═════ MATERIAL PROVIDED ═════

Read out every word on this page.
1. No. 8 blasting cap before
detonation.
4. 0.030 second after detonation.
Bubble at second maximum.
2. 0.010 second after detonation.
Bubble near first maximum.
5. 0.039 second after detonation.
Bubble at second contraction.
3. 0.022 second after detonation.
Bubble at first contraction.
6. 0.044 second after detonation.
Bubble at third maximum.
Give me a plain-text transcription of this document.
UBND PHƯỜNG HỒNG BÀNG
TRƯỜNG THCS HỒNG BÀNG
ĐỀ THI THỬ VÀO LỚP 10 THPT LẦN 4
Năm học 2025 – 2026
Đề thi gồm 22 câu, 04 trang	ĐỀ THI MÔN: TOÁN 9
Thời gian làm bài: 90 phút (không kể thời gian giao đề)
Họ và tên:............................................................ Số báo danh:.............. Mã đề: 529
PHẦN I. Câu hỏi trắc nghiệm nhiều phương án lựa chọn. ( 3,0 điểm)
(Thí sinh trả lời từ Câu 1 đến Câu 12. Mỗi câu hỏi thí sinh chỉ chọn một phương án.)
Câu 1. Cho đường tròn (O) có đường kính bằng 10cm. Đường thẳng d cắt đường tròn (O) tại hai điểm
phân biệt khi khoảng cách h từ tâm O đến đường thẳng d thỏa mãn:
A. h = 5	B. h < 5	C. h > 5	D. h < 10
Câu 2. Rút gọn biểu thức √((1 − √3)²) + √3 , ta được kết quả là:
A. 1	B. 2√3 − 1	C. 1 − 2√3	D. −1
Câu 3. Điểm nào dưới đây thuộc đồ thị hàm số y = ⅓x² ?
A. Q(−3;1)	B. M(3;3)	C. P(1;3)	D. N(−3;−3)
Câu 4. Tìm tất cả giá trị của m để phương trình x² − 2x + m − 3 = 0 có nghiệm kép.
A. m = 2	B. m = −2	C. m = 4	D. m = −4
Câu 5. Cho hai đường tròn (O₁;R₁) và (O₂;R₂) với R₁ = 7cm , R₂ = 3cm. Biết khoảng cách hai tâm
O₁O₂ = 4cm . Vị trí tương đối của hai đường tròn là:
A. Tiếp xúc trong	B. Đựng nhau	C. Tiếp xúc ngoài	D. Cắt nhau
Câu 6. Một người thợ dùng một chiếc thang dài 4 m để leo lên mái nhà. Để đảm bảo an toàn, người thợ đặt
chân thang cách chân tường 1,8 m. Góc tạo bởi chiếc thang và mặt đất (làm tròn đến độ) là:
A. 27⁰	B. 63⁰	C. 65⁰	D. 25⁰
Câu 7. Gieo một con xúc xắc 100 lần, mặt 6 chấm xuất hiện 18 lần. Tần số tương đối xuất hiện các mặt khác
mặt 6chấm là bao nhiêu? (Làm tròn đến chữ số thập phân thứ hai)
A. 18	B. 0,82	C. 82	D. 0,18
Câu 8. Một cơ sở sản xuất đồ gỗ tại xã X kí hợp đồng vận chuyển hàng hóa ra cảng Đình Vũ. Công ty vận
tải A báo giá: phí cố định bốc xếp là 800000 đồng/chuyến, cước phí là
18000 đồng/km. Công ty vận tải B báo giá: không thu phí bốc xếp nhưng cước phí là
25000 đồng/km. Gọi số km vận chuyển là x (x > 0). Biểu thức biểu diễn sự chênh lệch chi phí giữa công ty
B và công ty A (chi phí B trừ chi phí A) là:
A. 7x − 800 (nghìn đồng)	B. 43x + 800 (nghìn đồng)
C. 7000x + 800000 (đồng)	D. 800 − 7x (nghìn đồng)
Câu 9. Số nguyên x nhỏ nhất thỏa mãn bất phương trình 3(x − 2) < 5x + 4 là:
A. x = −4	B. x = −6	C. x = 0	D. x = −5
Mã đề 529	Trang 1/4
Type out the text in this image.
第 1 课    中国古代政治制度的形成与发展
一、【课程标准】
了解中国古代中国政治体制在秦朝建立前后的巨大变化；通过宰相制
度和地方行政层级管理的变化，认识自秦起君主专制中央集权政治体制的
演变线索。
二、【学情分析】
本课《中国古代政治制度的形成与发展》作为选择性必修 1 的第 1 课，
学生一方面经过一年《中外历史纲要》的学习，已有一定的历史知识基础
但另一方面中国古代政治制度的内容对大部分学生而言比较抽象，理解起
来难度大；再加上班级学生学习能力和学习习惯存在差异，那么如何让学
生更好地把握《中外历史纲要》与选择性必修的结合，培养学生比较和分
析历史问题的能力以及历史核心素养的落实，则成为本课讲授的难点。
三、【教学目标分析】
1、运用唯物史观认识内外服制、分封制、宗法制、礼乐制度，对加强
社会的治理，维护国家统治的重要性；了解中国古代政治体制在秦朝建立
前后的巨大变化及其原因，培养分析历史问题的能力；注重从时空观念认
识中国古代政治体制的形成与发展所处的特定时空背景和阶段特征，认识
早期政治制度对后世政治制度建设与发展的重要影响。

═════

*REQUEST*
Nothing should be left out: return all of the records exactly.

*RESULT FOR THIS EXERCISE*
Read out every word on this page.
1. No. 8 blasting cap before
detonation.
4. 0.030 second after detonation.
Bubble at second maximum.
2. 0.010 second after detonation.
Bubble near first maximum.
5. 0.039 second after detonation.
Bubble at second contraction.
3. 0.022 second after detonation.
Bubble at first contraction.
6. 0.044 second after detonation.
Bubble at third maximum.
Give me a plain-text transcription of this document.
UBND PHƯỜNG HỒNG BÀNG
TRƯỜNG THCS HỒNG BÀNG
ĐỀ THI THỬ VÀO LỚP 10 THPT LẦN 4
Năm học 2025 – 2026
Đề thi gồm 22 câu, 04 trang	ĐỀ THI MÔN: TOÁN 9
Thời gian làm bài: 90 phút (không kể thời gian giao đề)
Họ và tên:............................................................ Số báo danh:.............. Mã đề: 529
PHẦN I. Câu hỏi trắc nghiệm nhiều phương án lựa chọn. ( 3,0 điểm)
(Thí sinh trả lời từ Câu 1 đến Câu 12. Mỗi câu hỏi thí sinh chỉ chọn một phương án.)
Câu 1. Cho đường tròn (O) có đường kính bằng 10cm. Đường thẳng d cắt đường tròn (O) tại hai điểm
phân biệt khi khoảng cách h từ tâm O đến đường thẳng d thỏa mãn:
A. h = 5	B. h < 5	C. h > 5	D. h < 10
Câu 2. Rút gọn biểu thức √((1 − √3)²) + √3 , ta được kết quả là:
A. 1	B. 2√3 − 1	C. 1 − 2√3	D. −1
Câu 3. Điểm nào dưới đây thuộc đồ thị hàm số y = ⅓x² ?
A. Q(−3;1)	B. M(3;3)	C. P(1;3)	D. N(−3;−3)
Câu 4. Tìm tất cả giá trị của m để phương trình x² − 2x + m − 3 = 0 có nghiệm kép.
A. m = 2	B. m = −2	C. m = 4	D. m = −4
Câu 5. Cho hai đường tròn (O₁;R₁) và (O₂;R₂) với R₁ = 7cm , R₂ = 3cm. Biết khoảng cách hai tâm
O₁O₂ = 4cm . Vị trí tương đối của hai đường tròn là:
A. Tiếp xúc trong	B. Đựng nhau	C. Tiếp xúc ngoài	D. Cắt nhau
Câu 6. Một người thợ dùng một chiếc thang dài 4 m để leo lên mái nhà. Để đảm bảo an toàn, người thợ đặt
chân thang cách chân tường 1,8 m. Góc tạo bởi chiếc thang và mặt đất (làm tròn đến độ) là:
A. 27⁰	B. 63⁰	C. 65⁰	D. 25⁰
Câu 7. Gieo một con xúc xắc 100 lần, mặt 6 chấm xuất hiện 18 lần. Tần số tương đối xuất hiện các mặt khác
mặt 6chấm là bao nhiêu? (Làm tròn đến chữ số thập phân thứ hai)
A. 18	B. 0,82	C. 82	D. 0,18
Câu 8. Một cơ sở sản xuất đồ gỗ tại xã X kí hợp đồng vận chuyển hàng hóa ra cảng Đình Vũ. Công ty vận
tải A báo giá: phí cố định bốc xếp là 800000 đồng/chuyến, cước phí là
18000 đồng/km. Công ty vận tải B báo giá: không thu phí bốc xếp nhưng cước phí là
25000 đồng/km. Gọi số km vận chuyển là x (x > 0). Biểu thức biểu diễn sự chênh lệch chi phí giữa công ty
B và công ty A (chi phí B trừ chi phí A) là:
A. 7x − 800 (nghìn đồng)	B. 43x + 800 (nghìn đồng)
C. 7000x + 800000 (đồng)	D. 800 − 7x (nghìn đồng)
Câu 9. Số nguyên x nhỏ nhất thỏa mãn bất phương trình 3(x − 2) < 5x + 4 là:
A. x = −4	B. x = −6	C. x = 0	D. x = −5
Mã đề 529	Trang 1/4
Type out the text in this image.
第 1 课    中国古代政治制度的形成与发展
一、【课程标准】
了解中国古代中国政治体制在秦朝建立前后的巨大变化；通过宰相制
度和地方行政层级管理的变化，认识自秦起君主专制中央集权政治体制的
演变线索。
二、【学情分析】
本课《中国古代政治制度的形成与发展》作为选择性必修 1 的第 1 课，
学生一方面经过一年《中外历史纲要》的学习，已有一定的历史知识基础
但另一方面中国古代政治制度的内容对大部分学生而言比较抽象，理解起
来难度大；再加上班级学生学习能力和学习习惯存在差异，那么如何让学
生更好地把握《中外历史纲要》与选择性必修的结合，培养学生比较和分
析历史问题的能力以及历史核心素养的落实，则成为本课讲授的难点。
三、【教学目标分析】
1、运用唯物史观认识内外服制、分封制、宗法制、礼乐制度，对加强
社会的治理，维护国家统治的重要性；了解中国古代政治体制在秦朝建立
前后的巨大变化及其原因，培养分析历史问题的能力；注重从时空观念认
识中国古代政治体制的形成与发展所处的特定时空背景和阶段特征，认识
早期政治制度对后世政治制度建设与发展的重要影响。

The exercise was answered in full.